* What the task requires: Reproduce every entry below exactly, minus the pictures.

* Material for the task:
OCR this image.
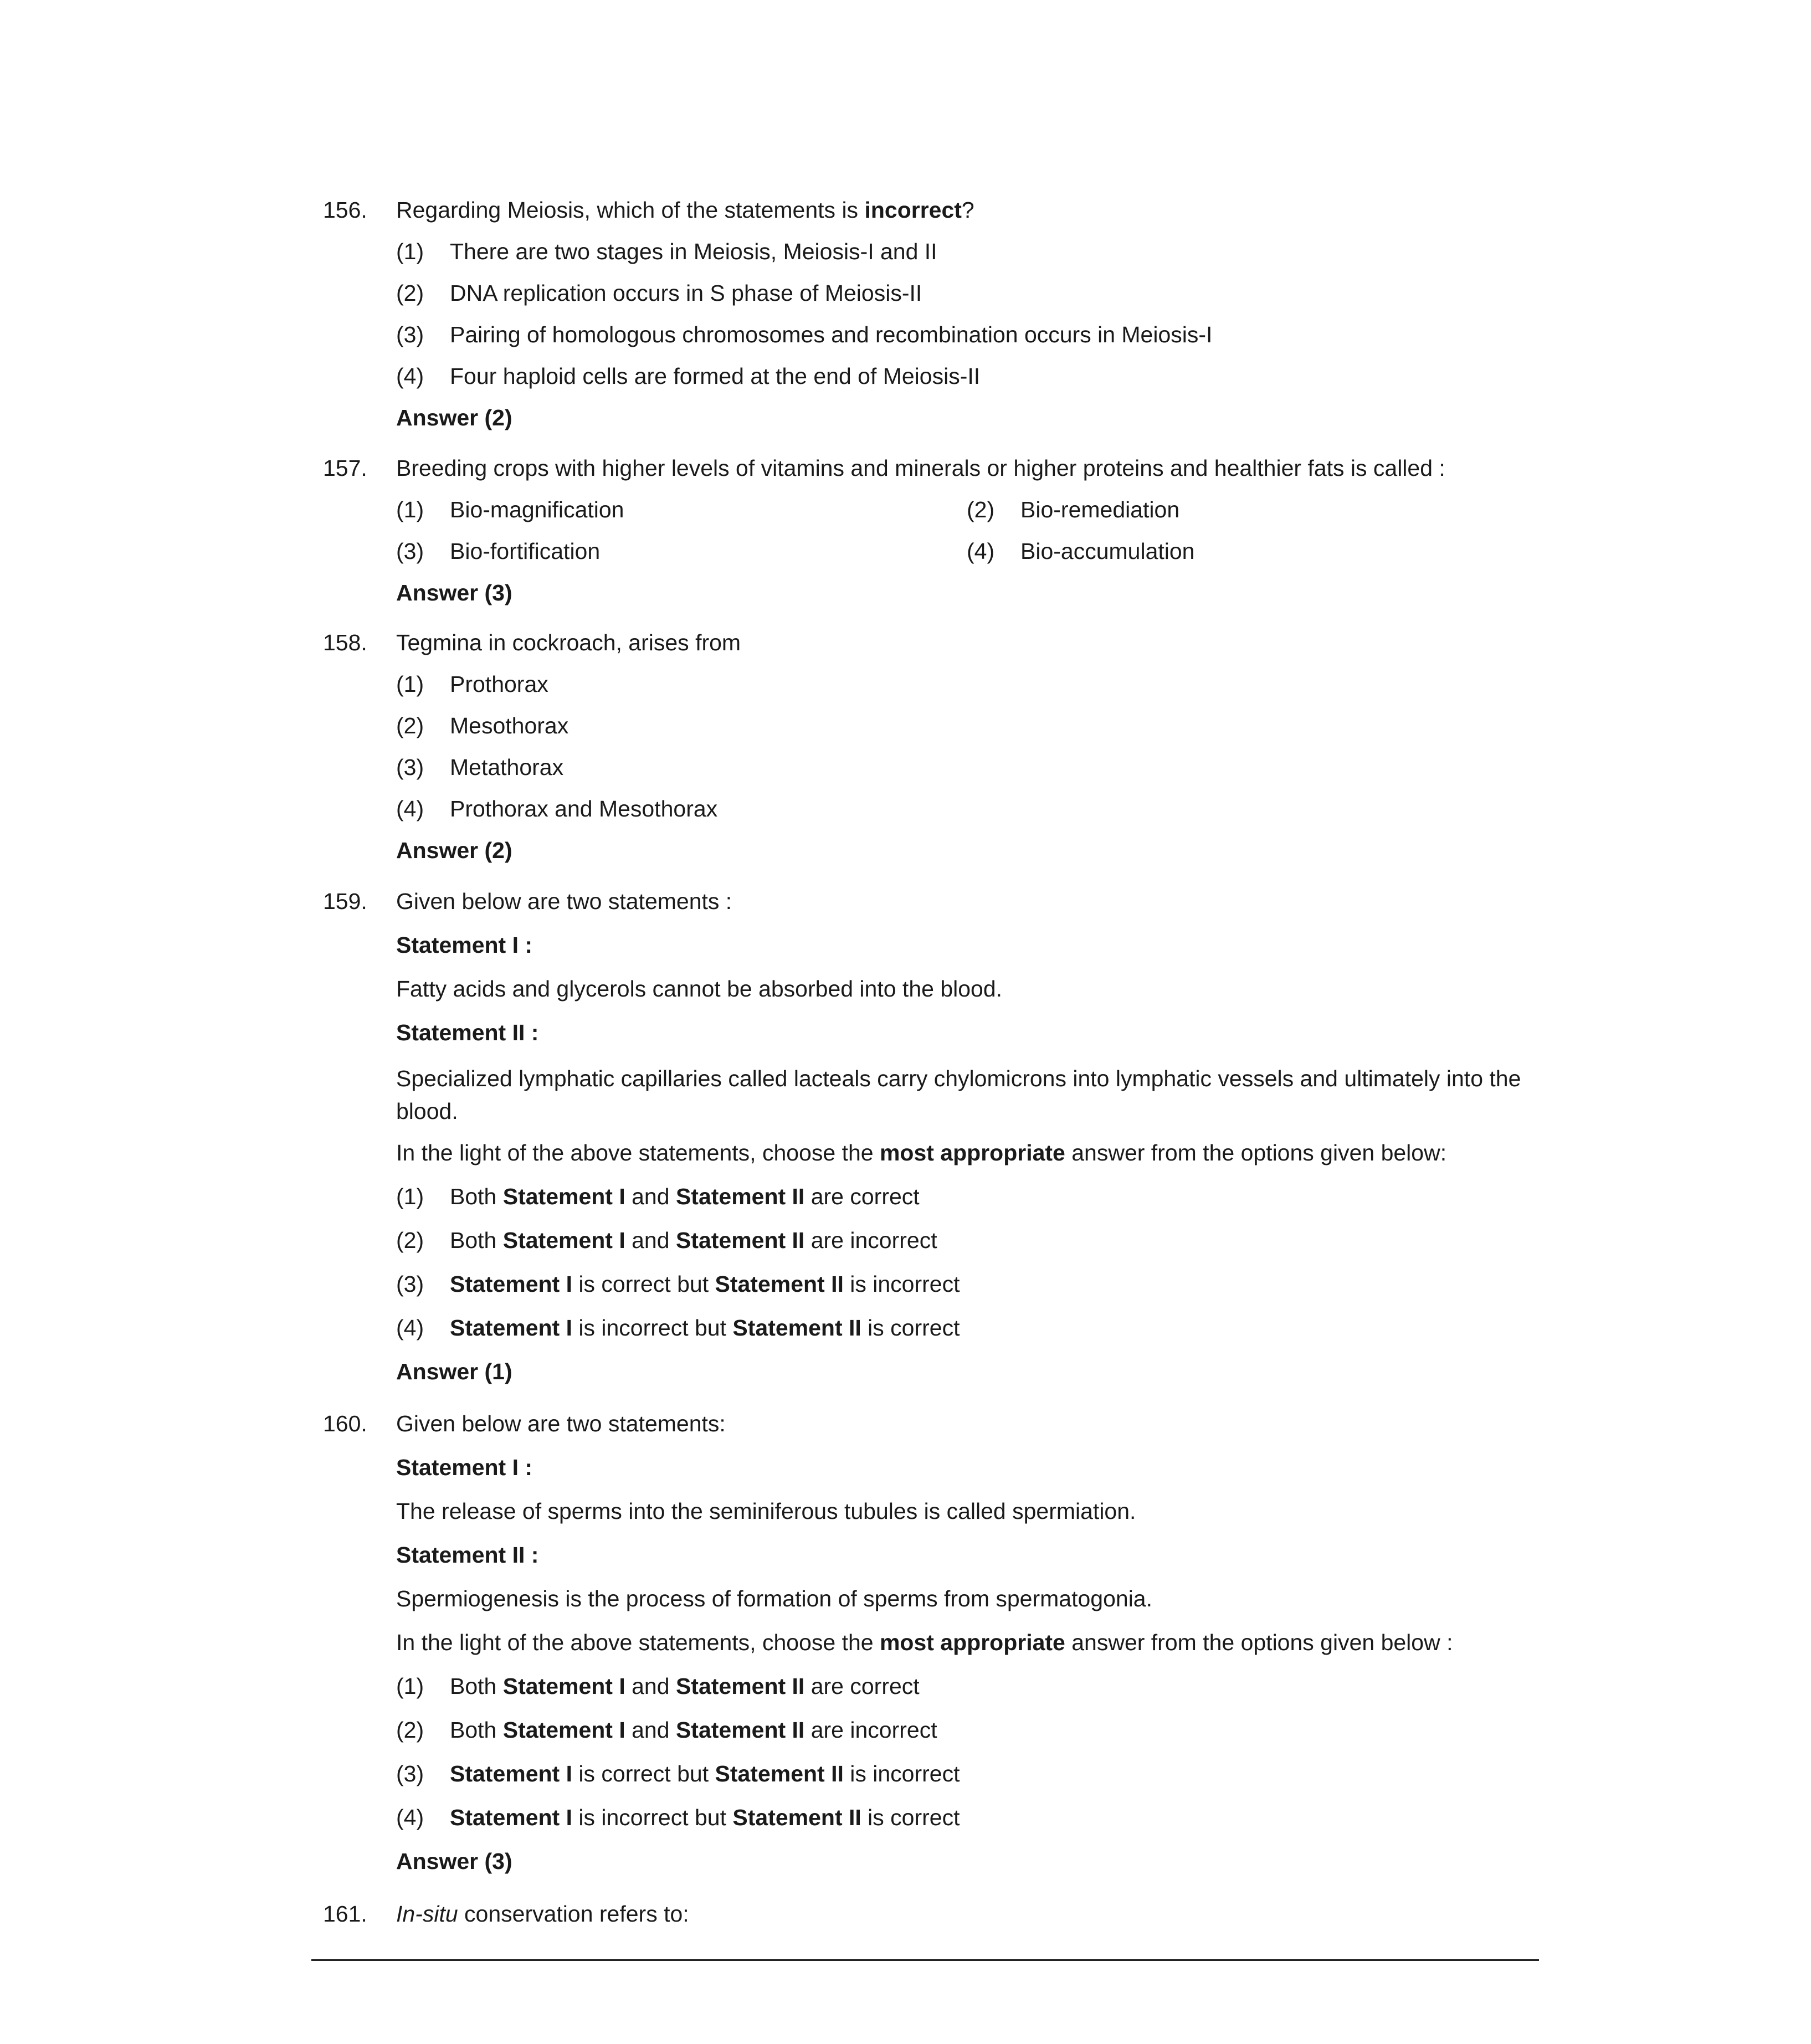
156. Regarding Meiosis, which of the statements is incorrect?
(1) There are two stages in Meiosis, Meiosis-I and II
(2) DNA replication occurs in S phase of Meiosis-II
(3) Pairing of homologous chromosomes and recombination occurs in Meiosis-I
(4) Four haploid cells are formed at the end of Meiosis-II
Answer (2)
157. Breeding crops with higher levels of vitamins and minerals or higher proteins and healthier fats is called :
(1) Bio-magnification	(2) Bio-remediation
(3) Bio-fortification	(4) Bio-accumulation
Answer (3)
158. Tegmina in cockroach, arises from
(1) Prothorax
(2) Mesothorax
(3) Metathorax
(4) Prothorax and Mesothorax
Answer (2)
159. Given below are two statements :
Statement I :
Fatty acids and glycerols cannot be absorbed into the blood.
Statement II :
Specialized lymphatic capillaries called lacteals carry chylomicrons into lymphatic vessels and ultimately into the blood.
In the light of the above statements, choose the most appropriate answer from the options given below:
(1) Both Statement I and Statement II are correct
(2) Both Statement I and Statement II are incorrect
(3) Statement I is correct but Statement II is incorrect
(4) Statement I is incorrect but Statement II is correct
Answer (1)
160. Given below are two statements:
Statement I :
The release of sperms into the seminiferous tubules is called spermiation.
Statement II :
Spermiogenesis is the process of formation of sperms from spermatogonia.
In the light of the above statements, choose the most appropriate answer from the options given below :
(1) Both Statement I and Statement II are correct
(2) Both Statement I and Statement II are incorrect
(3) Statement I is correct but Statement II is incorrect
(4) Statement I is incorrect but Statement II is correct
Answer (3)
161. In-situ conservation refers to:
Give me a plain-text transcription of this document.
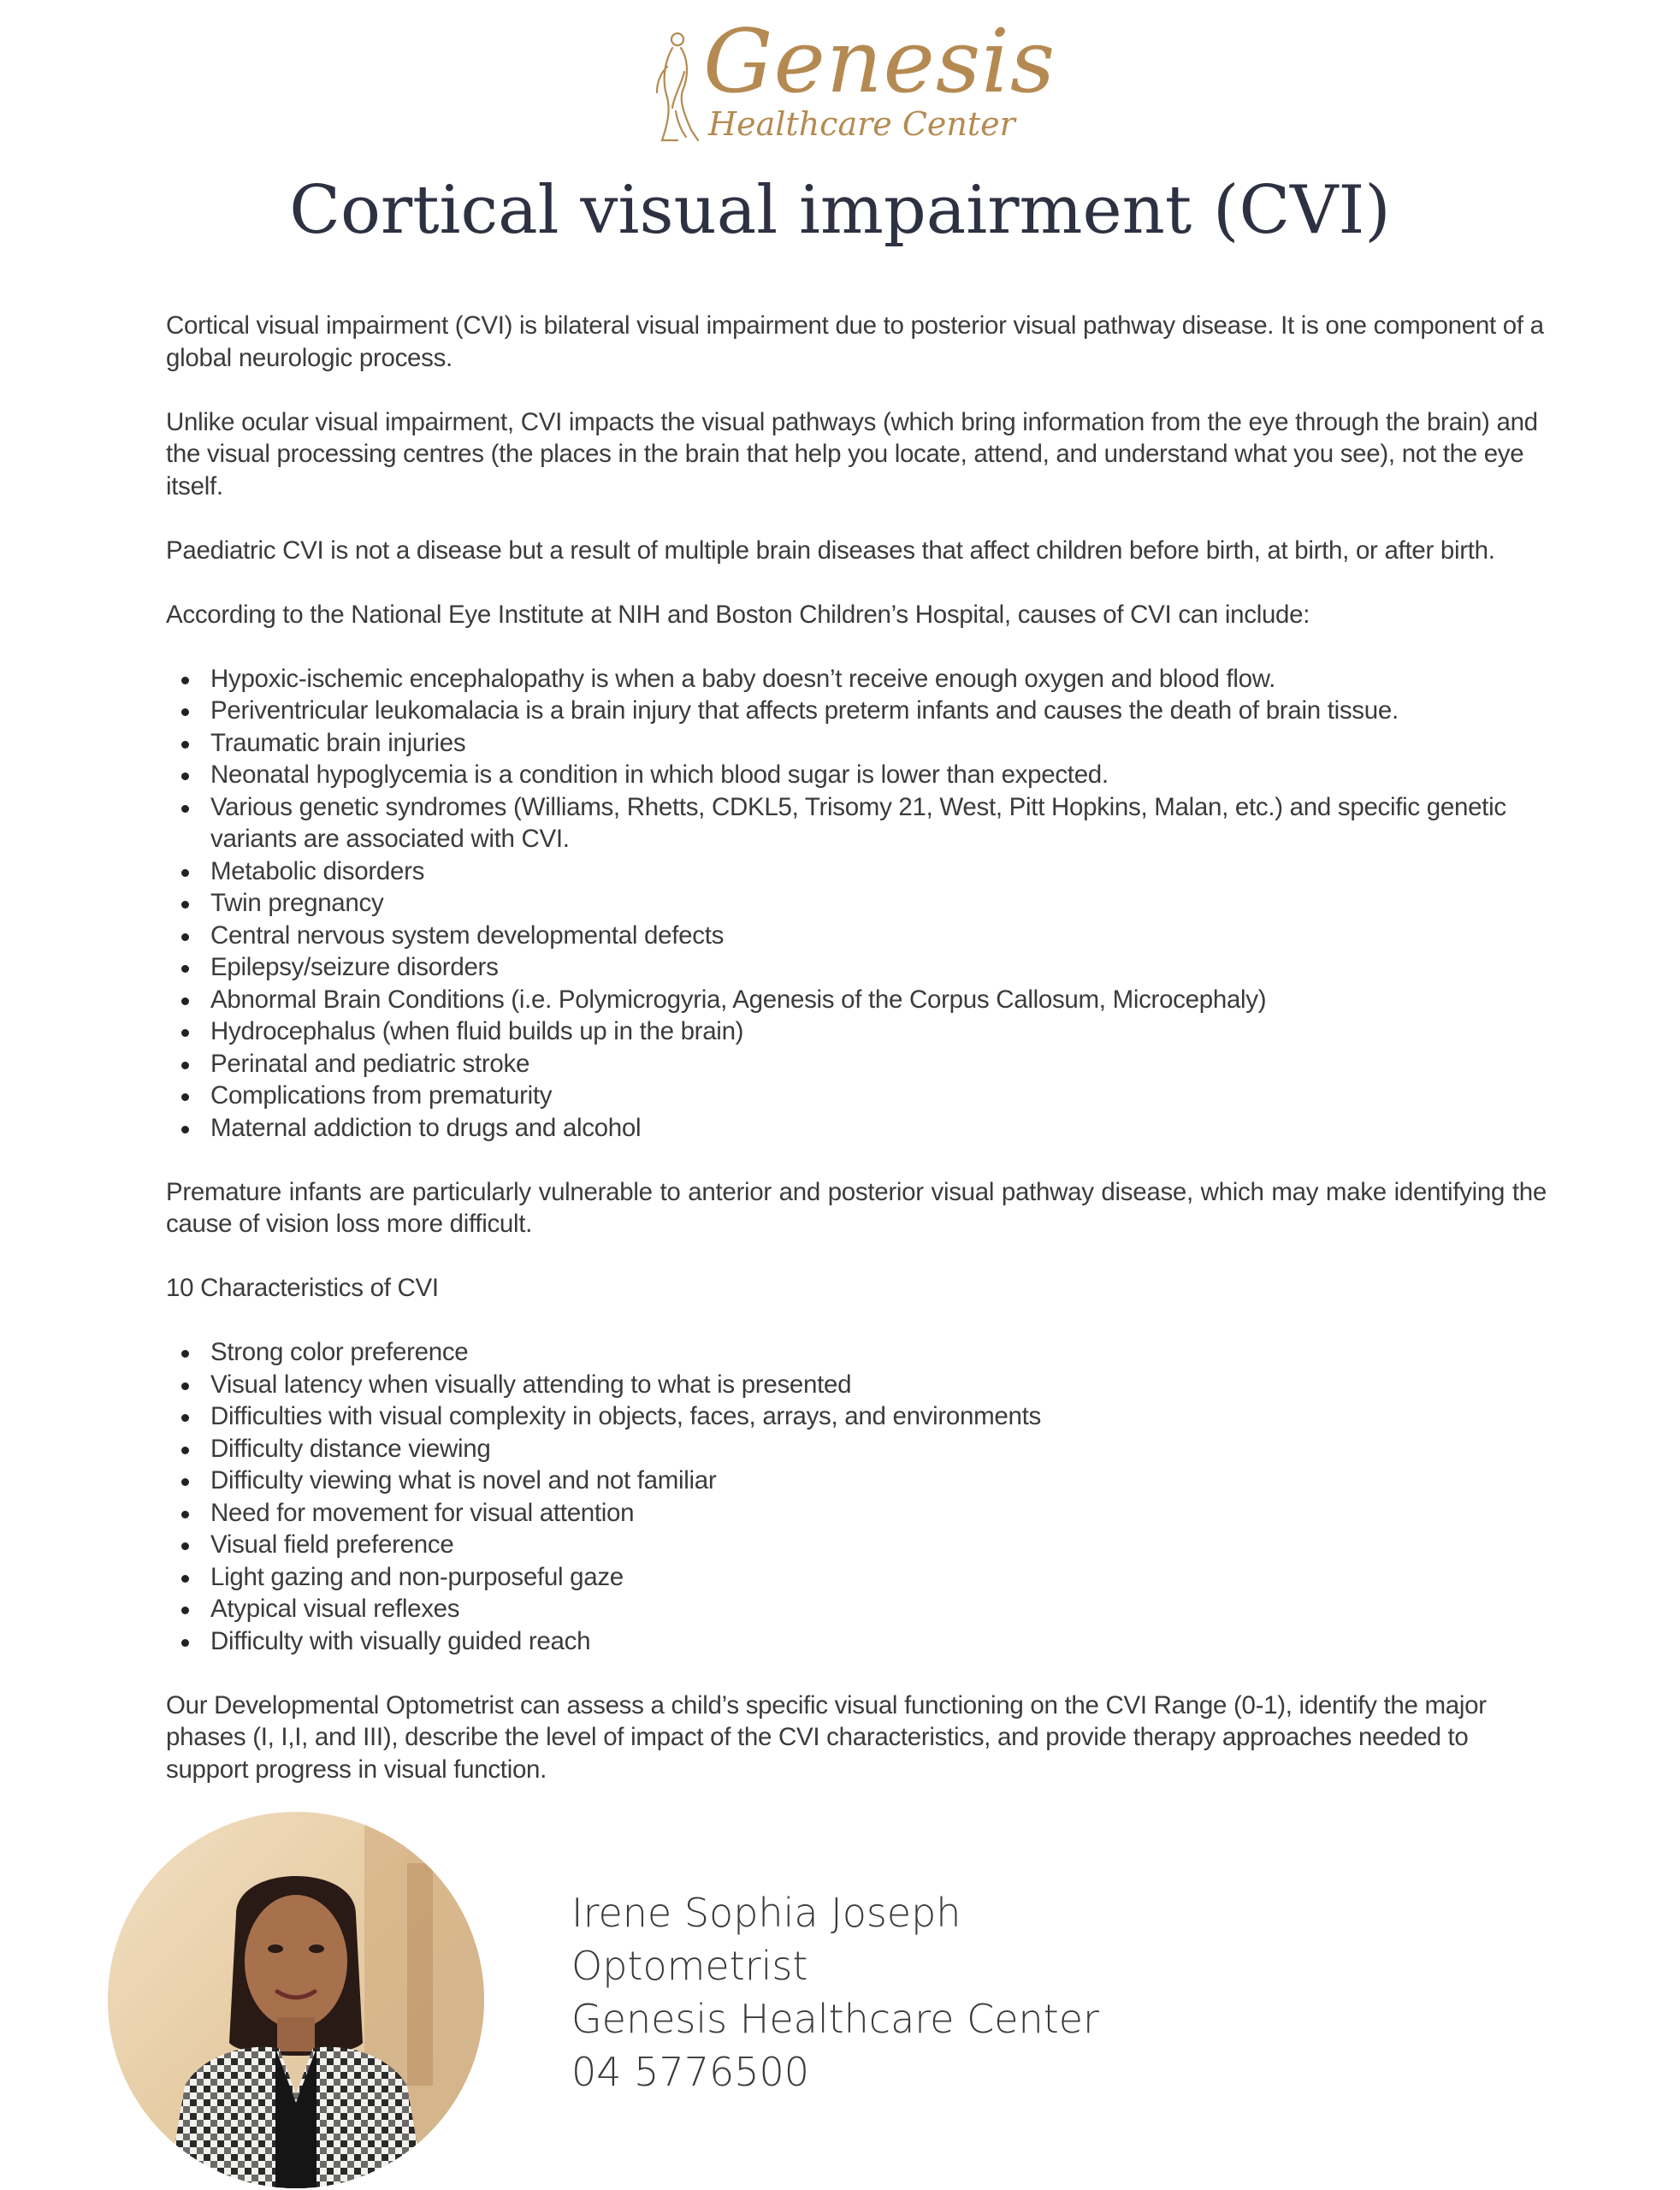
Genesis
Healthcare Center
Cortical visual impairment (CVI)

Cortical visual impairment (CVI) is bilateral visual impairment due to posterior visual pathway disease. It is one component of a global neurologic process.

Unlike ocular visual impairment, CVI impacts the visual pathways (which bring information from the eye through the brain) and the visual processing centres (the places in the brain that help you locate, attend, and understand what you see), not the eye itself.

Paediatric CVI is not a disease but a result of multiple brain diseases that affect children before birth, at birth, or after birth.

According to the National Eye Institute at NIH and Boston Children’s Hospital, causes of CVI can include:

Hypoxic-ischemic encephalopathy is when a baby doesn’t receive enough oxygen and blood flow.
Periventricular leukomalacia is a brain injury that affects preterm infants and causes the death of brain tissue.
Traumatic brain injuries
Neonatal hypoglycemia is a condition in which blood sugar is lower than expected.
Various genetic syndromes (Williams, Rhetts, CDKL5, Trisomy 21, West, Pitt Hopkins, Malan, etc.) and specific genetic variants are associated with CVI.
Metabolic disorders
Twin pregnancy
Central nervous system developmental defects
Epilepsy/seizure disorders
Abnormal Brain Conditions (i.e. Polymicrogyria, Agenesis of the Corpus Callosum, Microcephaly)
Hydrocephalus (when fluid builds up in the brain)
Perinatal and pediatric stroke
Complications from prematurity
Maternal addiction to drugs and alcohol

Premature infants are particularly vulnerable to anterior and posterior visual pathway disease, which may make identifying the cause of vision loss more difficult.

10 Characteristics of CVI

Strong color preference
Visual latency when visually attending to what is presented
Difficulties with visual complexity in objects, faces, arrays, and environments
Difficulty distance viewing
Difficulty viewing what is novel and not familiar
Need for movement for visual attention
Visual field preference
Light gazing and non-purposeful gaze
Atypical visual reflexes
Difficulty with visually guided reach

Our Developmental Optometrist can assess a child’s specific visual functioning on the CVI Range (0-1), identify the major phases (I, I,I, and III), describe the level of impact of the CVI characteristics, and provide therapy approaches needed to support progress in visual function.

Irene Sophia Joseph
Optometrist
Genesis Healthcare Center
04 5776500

* Result of this task:
OCR this image.
156. Regarding Meiosis, which of the statements is incorrect?
(1) There are two stages in Meiosis, Meiosis-I and II
(2) DNA replication occurs in S phase of Meiosis-II
(3) Pairing of homologous chromosomes and recombination occurs in Meiosis-I
(4) Four haploid cells are formed at the end of Meiosis-II
Answer (2)
157. Breeding crops with higher levels of vitamins and minerals or higher proteins and healthier fats is called :
(1) Bio-magnification	(2) Bio-remediation
(3) Bio-fortification	(4) Bio-accumulation
Answer (3)
158. Tegmina in cockroach, arises from
(1) Prothorax
(2) Mesothorax
(3) Metathorax
(4) Prothorax and Mesothorax
Answer (2)
159. Given below are two statements :
Statement I :
Fatty acids and glycerols cannot be absorbed into the blood.
Statement II :
Specialized lymphatic capillaries called lacteals carry chylomicrons into lymphatic vessels and ultimately into the blood.
In the light of the above statements, choose the most appropriate answer from the options given below:
(1) Both Statement I and Statement II are correct
(2) Both Statement I and Statement II are incorrect
(3) Statement I is correct but Statement II is incorrect
(4) Statement I is incorrect but Statement II is correct
Answer (1)
160. Given below are two statements:
Statement I :
The release of sperms into the seminiferous tubules is called spermiation.
Statement II :
Spermiogenesis is the process of formation of sperms from spermatogonia.
In the light of the above statements, choose the most appropriate answer from the options given below :
(1) Both Statement I and Statement II are correct
(2) Both Statement I and Statement II are incorrect
(3) Statement I is correct but Statement II is incorrect
(4) Statement I is incorrect but Statement II is correct
Answer (3)
161. In-situ conservation refers to:
Give me a plain-text transcription of this document.
Genesis
Healthcare Center
Cortical visual impairment (CVI)

Cortical visual impairment (CVI) is bilateral visual impairment due to posterior visual pathway disease. It is one component of a global neurologic process.

Unlike ocular visual impairment, CVI impacts the visual pathways (which bring information from the eye through the brain) and the visual processing centres (the places in the brain that help you locate, attend, and understand what you see), not the eye itself.

Paediatric CVI is not a disease but a result of multiple brain diseases that affect children before birth, at birth, or after birth.

According to the National Eye Institute at NIH and Boston Children’s Hospital, causes of CVI can include:

Hypoxic-ischemic encephalopathy is when a baby doesn’t receive enough oxygen and blood flow.
Periventricular leukomalacia is a brain injury that affects preterm infants and causes the death of brain tissue.
Traumatic brain injuries
Neonatal hypoglycemia is a condition in which blood sugar is lower than expected.
Various genetic syndromes (Williams, Rhetts, CDKL5, Trisomy 21, West, Pitt Hopkins, Malan, etc.) and specific genetic variants are associated with CVI.
Metabolic disorders
Twin pregnancy
Central nervous system developmental defects
Epilepsy/seizure disorders
Abnormal Brain Conditions (i.e. Polymicrogyria, Agenesis of the Corpus Callosum, Microcephaly)
Hydrocephalus (when fluid builds up in the brain)
Perinatal and pediatric stroke
Complications from prematurity
Maternal addiction to drugs and alcohol

Premature infants are particularly vulnerable to anterior and posterior visual pathway disease, which may make identifying the cause of vision loss more difficult.

10 Characteristics of CVI

Strong color preference
Visual latency when visually attending to what is presented
Difficulties with visual complexity in objects, faces, arrays, and environments
Difficulty distance viewing
Difficulty viewing what is novel and not familiar
Need for movement for visual attention
Visual field preference
Light gazing and non-purposeful gaze
Atypical visual reflexes
Difficulty with visually guided reach

Our Developmental Optometrist can assess a child’s specific visual functioning on the CVI Range (0-1), identify the major phases (I, I,I, and III), describe the level of impact of the CVI characteristics, and provide therapy approaches needed to support progress in visual function.

Irene Sophia Joseph
Optometrist
Genesis Healthcare Center
04 5776500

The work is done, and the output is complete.